• Required work
Copy out each line in the material below that has the word "средств".

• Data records
^^^^^^^^^^^^^^^^

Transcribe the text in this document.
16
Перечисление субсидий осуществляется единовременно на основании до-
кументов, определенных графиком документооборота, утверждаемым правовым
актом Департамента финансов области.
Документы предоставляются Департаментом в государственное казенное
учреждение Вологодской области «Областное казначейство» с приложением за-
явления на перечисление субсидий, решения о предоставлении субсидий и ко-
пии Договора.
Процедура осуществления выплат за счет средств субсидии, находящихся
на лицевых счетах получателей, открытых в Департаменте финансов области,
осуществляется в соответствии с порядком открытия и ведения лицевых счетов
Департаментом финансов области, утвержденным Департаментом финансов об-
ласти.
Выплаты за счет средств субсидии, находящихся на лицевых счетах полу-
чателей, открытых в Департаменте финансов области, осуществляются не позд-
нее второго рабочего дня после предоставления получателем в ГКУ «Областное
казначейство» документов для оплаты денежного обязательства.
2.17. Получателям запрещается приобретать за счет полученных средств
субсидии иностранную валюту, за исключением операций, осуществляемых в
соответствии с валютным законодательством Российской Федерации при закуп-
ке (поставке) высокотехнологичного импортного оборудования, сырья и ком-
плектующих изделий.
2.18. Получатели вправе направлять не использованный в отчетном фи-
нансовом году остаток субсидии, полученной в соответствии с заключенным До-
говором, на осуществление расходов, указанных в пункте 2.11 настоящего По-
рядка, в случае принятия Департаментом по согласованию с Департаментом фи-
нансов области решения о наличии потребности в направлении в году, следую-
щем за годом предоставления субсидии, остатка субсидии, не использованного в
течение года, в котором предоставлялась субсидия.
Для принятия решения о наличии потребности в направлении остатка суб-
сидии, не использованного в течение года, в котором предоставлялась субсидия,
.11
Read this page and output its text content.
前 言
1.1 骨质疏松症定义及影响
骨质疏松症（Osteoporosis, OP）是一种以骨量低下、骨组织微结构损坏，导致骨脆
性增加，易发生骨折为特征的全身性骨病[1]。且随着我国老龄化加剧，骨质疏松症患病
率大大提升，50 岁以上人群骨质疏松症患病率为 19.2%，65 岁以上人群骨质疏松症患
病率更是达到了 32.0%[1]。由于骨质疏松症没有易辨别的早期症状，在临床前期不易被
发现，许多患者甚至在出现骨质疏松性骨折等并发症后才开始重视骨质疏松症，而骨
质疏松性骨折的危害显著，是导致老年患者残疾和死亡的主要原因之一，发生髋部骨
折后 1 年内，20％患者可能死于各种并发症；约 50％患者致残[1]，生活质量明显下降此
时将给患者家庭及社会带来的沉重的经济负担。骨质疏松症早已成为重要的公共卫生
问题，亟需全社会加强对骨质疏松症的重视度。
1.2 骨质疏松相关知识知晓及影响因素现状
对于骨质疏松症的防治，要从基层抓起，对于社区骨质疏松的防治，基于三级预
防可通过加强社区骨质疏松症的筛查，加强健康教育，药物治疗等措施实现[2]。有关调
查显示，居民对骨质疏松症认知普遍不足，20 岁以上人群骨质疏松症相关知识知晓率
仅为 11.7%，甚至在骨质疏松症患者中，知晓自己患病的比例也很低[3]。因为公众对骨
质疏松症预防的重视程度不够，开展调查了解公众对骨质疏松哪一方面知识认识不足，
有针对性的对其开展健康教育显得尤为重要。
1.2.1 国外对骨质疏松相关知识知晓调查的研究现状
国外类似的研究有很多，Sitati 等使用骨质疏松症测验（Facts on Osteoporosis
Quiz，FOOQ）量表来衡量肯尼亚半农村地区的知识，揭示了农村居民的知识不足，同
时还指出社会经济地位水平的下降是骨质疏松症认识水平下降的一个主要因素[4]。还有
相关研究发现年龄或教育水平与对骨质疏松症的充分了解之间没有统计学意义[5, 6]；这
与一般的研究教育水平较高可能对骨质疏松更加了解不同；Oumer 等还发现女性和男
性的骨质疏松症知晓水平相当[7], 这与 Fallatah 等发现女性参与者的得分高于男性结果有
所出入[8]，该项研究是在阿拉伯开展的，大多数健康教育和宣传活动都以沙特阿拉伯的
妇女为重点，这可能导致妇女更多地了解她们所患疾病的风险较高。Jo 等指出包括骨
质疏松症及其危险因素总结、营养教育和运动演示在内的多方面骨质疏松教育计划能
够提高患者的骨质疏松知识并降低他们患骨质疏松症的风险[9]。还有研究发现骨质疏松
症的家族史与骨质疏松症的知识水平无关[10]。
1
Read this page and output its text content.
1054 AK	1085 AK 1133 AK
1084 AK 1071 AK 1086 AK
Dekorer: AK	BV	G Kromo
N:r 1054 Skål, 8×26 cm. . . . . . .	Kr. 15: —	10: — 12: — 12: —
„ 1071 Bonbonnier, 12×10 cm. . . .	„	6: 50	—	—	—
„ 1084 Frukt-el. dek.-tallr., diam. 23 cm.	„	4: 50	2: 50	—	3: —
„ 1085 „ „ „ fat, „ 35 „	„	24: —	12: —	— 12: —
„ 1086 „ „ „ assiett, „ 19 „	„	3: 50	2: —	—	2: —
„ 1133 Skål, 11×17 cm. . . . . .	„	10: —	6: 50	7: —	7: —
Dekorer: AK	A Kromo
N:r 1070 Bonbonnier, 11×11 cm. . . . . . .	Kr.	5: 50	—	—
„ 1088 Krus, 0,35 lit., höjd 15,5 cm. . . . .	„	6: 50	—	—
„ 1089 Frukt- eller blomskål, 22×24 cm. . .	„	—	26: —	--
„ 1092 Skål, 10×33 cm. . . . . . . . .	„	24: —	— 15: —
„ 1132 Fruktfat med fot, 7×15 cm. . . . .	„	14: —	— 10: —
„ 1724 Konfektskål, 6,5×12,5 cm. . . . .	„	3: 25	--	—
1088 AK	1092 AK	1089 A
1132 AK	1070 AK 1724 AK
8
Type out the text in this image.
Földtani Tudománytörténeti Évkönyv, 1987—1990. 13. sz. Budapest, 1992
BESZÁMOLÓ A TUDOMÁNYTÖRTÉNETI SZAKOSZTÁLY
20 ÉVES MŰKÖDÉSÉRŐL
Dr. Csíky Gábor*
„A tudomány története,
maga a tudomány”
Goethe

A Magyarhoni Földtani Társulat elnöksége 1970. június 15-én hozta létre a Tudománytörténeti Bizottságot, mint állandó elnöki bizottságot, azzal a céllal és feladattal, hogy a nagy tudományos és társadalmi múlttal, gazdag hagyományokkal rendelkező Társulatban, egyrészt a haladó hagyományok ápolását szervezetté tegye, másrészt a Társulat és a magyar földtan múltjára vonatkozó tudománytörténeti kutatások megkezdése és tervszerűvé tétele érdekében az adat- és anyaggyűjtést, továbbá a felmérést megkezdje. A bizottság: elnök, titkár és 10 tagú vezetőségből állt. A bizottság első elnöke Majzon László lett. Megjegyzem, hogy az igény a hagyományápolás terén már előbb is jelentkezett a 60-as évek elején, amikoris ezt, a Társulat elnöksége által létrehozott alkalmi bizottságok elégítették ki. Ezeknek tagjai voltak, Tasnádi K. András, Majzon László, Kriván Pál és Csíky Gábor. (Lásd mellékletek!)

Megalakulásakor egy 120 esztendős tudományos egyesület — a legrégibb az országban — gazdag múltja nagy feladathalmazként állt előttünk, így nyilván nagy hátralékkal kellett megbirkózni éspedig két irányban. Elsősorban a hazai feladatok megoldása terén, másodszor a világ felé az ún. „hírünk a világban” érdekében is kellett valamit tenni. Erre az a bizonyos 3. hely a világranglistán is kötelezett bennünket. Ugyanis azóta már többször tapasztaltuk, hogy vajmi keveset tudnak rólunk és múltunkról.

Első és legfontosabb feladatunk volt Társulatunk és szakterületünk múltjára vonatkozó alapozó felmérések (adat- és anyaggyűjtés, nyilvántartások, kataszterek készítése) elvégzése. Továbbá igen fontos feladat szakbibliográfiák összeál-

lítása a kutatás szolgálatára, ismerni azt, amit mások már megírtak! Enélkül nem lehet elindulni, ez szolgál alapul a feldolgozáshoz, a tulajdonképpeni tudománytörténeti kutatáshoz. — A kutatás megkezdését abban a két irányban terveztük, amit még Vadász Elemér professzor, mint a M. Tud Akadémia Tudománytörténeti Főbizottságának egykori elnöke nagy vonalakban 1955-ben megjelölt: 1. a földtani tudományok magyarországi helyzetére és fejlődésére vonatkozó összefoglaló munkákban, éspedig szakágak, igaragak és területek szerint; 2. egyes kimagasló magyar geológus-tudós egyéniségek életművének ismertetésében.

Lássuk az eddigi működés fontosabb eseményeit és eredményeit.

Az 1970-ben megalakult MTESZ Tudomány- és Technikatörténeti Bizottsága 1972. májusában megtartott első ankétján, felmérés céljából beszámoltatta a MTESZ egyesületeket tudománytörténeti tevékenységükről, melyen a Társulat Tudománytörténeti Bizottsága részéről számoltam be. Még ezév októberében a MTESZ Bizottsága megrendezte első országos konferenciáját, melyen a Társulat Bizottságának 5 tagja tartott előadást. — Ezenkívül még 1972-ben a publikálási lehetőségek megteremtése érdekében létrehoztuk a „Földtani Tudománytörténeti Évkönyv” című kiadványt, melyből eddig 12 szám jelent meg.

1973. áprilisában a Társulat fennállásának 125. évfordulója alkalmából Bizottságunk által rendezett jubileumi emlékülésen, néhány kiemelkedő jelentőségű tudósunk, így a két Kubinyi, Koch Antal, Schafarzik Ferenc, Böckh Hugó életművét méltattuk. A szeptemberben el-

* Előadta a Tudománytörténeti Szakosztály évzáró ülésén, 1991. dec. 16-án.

^^^^^^^^^^^^^^^^

• Answer in full
Процедура осуществления выплат за счет средств субсидии, находящихся
Выплаты за счет средств субсидии, находящихся на лицевых счетах полу-
2.17. Получателям запрещается приобретать за счет полученных средств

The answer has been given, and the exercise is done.